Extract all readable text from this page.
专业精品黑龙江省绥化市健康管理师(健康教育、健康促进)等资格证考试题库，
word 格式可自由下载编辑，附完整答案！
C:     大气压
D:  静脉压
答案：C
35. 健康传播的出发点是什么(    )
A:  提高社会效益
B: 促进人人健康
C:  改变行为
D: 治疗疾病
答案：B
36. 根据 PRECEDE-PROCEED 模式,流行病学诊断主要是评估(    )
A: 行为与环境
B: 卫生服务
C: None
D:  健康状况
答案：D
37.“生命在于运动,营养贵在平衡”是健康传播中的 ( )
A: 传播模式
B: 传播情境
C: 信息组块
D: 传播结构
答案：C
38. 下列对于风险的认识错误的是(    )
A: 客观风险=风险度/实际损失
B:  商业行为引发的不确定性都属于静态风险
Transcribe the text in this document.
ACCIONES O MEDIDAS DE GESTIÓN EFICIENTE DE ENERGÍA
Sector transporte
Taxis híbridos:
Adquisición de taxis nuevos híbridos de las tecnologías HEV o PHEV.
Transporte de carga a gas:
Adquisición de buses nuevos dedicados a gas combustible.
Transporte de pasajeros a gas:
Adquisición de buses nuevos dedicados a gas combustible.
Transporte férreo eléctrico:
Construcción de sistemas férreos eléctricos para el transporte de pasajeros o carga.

##############################

PROBLEM DETAILS: Scan the material for lines with the word "text", and copy each line you find.

ANSWER TO THE EXERCISE:
Extract all readable text from this page.
Transcribe the text in this document.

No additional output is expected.